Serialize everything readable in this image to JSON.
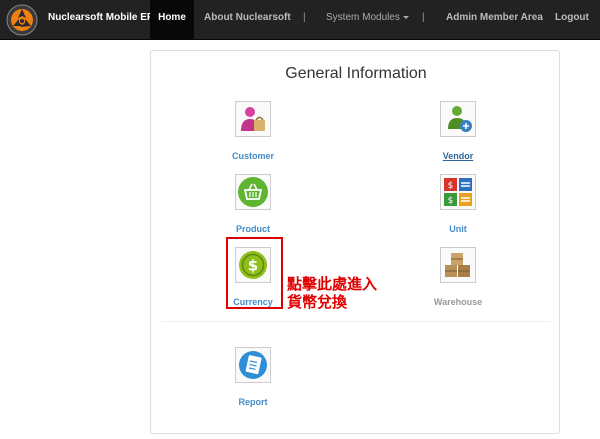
{
  "navbar": {
    "brand": "Nuclearsoft Mobile ERP",
    "items": {
      "home": "Home",
      "about": "About Nuclearsoft",
      "separator": "|",
      "modules": "System Modules",
      "admin": "Admin Member Area",
      "logout": "Logout"
    }
  },
  "panel": {
    "title": "General Information",
    "tiles": {
      "customer": {
        "label": "Customer",
        "icon": "customer-icon"
      },
      "vendor": {
        "label": "Vendor",
        "icon": "vendor-icon"
      },
      "product": {
        "label": "Product",
        "icon": "basket-icon"
      },
      "unit": {
        "label": "Unit",
        "icon": "unit-icon"
      },
      "currency": {
        "label": "Currency",
        "icon": "dollar-coin-icon"
      },
      "warehouse": {
        "label": "Warehouse",
        "icon": "boxes-icon"
      },
      "report": {
        "label": "Report",
        "icon": "report-icon"
      }
    },
    "annotation": {
      "line1": "點擊此處進入",
      "line2": "貨幣兌換"
    }
  },
  "colors": {
    "navbar_bg": "#222222",
    "link_blue": "#428bca",
    "annotation_red": "#e00000"
  }
}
□ □ □ □ □
-- SHORT PROBLEM --
Print the entries above exactly, taking out only the pictures.

-- FINAL ANSWER --
Serialize everything readable in this image to JSON.
{
  "navbar": {
    "brand": "Nuclearsoft Mobile ERP",
    "items": {
      "home": "Home",
      "about": "About Nuclearsoft",
      "separator": "|",
      "modules": "System Modules",
      "admin": "Admin Member Area",
      "logout": "Logout"
    }
  },
  "panel": {
    "title": "General Information",
    "tiles": {
      "customer": {
        "label": "Customer",
        "icon": "customer-icon"
      },
      "vendor": {
        "label": "Vendor",
        "icon": "vendor-icon"
      },
      "product": {
        "label": "Product",
        "icon": "basket-icon"
      },
      "unit": {
        "label": "Unit",
        "icon": "unit-icon"
      },
      "currency": {
        "label": "Currency",
        "icon": "dollar-coin-icon"
      },
      "warehouse": {
        "label": "Warehouse",
        "icon": "boxes-icon"
      },
      "report": {
        "label": "Report",
        "icon": "report-icon"
      }
    },
    "annotation": {
      "line1": "點擊此處進入",
      "line2": "貨幣兌換"
    }
  },
  "colors": {
    "navbar_bg": "#222222",
    "link_blue": "#428bca",
    "annotation_red": "#e00000"
  }
}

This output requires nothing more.